Take every line from the listing below that contains "Менжинского".

# # # # # # #

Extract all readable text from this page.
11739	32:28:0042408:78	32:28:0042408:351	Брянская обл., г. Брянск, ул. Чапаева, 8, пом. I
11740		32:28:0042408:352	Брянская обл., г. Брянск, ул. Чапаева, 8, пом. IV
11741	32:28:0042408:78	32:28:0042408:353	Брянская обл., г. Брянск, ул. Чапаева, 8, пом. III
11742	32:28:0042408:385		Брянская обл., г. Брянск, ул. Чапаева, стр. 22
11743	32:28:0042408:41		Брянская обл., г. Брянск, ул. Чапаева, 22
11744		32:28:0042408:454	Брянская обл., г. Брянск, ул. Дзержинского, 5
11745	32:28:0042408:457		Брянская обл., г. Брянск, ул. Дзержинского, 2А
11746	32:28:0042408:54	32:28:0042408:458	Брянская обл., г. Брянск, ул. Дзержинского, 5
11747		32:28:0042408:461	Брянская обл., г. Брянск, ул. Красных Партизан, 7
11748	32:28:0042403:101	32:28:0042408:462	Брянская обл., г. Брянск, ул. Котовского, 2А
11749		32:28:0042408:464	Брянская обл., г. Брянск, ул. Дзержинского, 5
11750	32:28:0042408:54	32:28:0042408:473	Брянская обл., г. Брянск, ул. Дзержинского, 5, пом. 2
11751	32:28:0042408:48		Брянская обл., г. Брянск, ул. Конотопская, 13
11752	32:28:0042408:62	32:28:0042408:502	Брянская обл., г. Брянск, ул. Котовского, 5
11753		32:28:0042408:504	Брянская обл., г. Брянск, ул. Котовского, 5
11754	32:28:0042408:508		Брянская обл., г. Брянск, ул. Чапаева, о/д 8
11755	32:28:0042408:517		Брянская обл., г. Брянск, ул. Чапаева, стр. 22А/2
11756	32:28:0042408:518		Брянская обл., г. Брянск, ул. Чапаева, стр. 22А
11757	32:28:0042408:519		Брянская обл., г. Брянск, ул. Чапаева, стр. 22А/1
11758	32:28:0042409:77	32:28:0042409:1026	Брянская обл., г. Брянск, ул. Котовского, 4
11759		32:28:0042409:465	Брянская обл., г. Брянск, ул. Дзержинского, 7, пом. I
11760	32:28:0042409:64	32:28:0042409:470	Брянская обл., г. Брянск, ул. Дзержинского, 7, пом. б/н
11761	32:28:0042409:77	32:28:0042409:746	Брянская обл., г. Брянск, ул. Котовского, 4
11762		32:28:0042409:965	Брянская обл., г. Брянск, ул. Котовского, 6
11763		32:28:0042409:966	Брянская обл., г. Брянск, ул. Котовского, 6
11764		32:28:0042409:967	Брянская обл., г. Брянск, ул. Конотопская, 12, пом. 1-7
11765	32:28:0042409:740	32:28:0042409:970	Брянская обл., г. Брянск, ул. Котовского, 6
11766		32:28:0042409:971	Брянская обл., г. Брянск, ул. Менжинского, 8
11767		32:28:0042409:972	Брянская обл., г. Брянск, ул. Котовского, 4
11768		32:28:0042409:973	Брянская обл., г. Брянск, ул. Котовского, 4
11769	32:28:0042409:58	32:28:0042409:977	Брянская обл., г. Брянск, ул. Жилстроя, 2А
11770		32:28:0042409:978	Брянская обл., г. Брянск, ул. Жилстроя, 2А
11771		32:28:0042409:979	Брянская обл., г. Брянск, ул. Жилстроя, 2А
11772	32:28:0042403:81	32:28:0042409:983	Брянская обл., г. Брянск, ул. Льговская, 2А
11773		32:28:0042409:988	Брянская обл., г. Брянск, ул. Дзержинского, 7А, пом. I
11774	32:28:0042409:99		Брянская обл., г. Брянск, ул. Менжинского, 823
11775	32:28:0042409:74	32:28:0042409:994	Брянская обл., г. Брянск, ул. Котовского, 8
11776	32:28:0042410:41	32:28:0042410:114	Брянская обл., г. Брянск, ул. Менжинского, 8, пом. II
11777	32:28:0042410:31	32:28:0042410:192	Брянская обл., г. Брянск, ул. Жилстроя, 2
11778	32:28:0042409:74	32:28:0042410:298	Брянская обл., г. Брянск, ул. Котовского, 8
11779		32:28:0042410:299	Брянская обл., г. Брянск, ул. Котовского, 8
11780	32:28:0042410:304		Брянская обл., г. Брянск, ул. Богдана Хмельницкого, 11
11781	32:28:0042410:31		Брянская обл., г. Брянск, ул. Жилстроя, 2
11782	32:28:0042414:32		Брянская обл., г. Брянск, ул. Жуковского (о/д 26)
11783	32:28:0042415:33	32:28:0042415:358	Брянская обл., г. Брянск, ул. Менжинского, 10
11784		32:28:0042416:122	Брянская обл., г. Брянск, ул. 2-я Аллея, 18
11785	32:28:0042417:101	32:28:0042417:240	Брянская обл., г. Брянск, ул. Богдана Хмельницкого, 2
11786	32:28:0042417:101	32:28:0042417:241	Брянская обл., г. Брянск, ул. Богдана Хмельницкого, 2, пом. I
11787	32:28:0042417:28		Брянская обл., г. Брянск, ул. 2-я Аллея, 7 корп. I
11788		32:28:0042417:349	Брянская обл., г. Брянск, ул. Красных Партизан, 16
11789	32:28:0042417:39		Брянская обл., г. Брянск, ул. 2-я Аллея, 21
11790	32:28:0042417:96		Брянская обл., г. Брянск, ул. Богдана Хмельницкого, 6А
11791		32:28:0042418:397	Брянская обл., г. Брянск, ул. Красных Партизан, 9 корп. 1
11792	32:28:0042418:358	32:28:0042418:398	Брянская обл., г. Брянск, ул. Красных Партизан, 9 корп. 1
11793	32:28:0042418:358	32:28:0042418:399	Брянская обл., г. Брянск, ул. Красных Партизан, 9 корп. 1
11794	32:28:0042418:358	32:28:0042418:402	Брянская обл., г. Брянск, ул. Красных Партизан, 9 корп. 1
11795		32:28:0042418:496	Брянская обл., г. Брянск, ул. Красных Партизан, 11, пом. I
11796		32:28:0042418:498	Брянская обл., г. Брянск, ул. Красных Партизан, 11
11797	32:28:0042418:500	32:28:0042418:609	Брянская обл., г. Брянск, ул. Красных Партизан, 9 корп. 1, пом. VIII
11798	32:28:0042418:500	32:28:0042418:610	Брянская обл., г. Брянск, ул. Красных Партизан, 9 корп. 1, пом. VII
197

# # # # # # #

:: Result of the task ::
11766		32:28:0042409:971	Брянская обл., г. Брянск, ул. Менжинского, 8
11774	32:28:0042409:99		Брянская обл., г. Брянск, ул. Менжинского, 823
11776	32:28:0042410:41	32:28:0042410:114	Брянская обл., г. Брянск, ул. Менжинского, 8, пом. II
11783	32:28:0042415:33	32:28:0042415:358	Брянская обл., г. Брянск, ул. Менжинского, 10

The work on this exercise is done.